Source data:
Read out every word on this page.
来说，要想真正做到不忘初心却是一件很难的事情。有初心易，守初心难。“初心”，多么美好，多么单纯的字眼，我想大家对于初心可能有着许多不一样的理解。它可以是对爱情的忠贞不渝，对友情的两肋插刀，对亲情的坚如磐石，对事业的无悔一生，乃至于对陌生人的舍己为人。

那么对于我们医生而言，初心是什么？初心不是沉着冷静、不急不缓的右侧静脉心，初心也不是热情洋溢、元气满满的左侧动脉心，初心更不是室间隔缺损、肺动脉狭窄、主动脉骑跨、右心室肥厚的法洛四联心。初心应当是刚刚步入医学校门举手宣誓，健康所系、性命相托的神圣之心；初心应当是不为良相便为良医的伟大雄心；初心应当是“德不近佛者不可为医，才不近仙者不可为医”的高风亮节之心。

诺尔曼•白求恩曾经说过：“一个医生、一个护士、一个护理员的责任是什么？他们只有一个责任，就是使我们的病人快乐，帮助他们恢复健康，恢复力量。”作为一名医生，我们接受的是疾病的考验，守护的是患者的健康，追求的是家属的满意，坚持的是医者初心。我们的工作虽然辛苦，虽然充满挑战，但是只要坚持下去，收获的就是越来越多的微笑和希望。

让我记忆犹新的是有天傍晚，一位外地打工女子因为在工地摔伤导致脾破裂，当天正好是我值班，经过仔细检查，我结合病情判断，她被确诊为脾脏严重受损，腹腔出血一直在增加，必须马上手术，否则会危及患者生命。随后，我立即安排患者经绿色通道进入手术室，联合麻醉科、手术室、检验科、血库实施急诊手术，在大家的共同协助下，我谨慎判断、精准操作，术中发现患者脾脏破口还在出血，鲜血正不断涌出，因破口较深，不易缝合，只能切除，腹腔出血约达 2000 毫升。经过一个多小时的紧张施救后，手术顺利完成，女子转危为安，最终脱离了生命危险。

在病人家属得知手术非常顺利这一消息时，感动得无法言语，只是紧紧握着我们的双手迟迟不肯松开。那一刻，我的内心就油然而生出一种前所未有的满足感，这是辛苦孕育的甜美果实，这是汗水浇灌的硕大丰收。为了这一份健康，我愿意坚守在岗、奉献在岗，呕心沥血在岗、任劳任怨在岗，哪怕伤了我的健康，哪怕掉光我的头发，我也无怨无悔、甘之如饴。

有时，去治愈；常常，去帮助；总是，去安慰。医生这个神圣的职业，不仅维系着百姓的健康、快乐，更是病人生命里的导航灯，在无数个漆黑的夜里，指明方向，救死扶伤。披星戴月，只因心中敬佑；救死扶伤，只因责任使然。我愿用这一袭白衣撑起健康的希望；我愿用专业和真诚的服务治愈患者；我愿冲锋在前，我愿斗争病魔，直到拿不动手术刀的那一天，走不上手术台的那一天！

= Given task =
Extract the listing in its entirety, matching it exactly.

= Solution to the exercise =
Read out every word on this page.
来说，要想真正做到不忘初心却是一件很难的事情。有初心易，守初心难。“初心”，多么美好，多么单纯的字眼，我想大家对于初心可能有着许多不一样的理解。它可以是对爱情的忠贞不渝，对友情的两肋插刀，对亲情的坚如磐石，对事业的无悔一生，乃至于对陌生人的舍己为人。

那么对于我们医生而言，初心是什么？初心不是沉着冷静、不急不缓的右侧静脉心，初心也不是热情洋溢、元气满满的左侧动脉心，初心更不是室间隔缺损、肺动脉狭窄、主动脉骑跨、右心室肥厚的法洛四联心。初心应当是刚刚步入医学校门举手宣誓，健康所系、性命相托的神圣之心；初心应当是不为良相便为良医的伟大雄心；初心应当是“德不近佛者不可为医，才不近仙者不可为医”的高风亮节之心。

诺尔曼•白求恩曾经说过：“一个医生、一个护士、一个护理员的责任是什么？他们只有一个责任，就是使我们的病人快乐，帮助他们恢复健康，恢复力量。”作为一名医生，我们接受的是疾病的考验，守护的是患者的健康，追求的是家属的满意，坚持的是医者初心。我们的工作虽然辛苦，虽然充满挑战，但是只要坚持下去，收获的就是越来越多的微笑和希望。

让我记忆犹新的是有天傍晚，一位外地打工女子因为在工地摔伤导致脾破裂，当天正好是我值班，经过仔细检查，我结合病情判断，她被确诊为脾脏严重受损，腹腔出血一直在增加，必须马上手术，否则会危及患者生命。随后，我立即安排患者经绿色通道进入手术室，联合麻醉科、手术室、检验科、血库实施急诊手术，在大家的共同协助下，我谨慎判断、精准操作，术中发现患者脾脏破口还在出血，鲜血正不断涌出，因破口较深，不易缝合，只能切除，腹腔出血约达 2000 毫升。经过一个多小时的紧张施救后，手术顺利完成，女子转危为安，最终脱离了生命危险。

在病人家属得知手术非常顺利这一消息时，感动得无法言语，只是紧紧握着我们的双手迟迟不肯松开。那一刻，我的内心就油然而生出一种前所未有的满足感，这是辛苦孕育的甜美果实，这是汗水浇灌的硕大丰收。为了这一份健康，我愿意坚守在岗、奉献在岗，呕心沥血在岗、任劳任怨在岗，哪怕伤了我的健康，哪怕掉光我的头发，我也无怨无悔、甘之如饴。

有时，去治愈；常常，去帮助；总是，去安慰。医生这个神圣的职业，不仅维系着百姓的健康、快乐，更是病人生命里的导航灯，在无数个漆黑的夜里，指明方向，救死扶伤。披星戴月，只因心中敬佑；救死扶伤，只因责任使然。我愿用这一袭白衣撑起健康的希望；我愿用专业和真诚的服务治愈患者；我愿冲锋在前，我愿斗争病魔，直到拿不动手术刀的那一天，走不上手术台的那一天！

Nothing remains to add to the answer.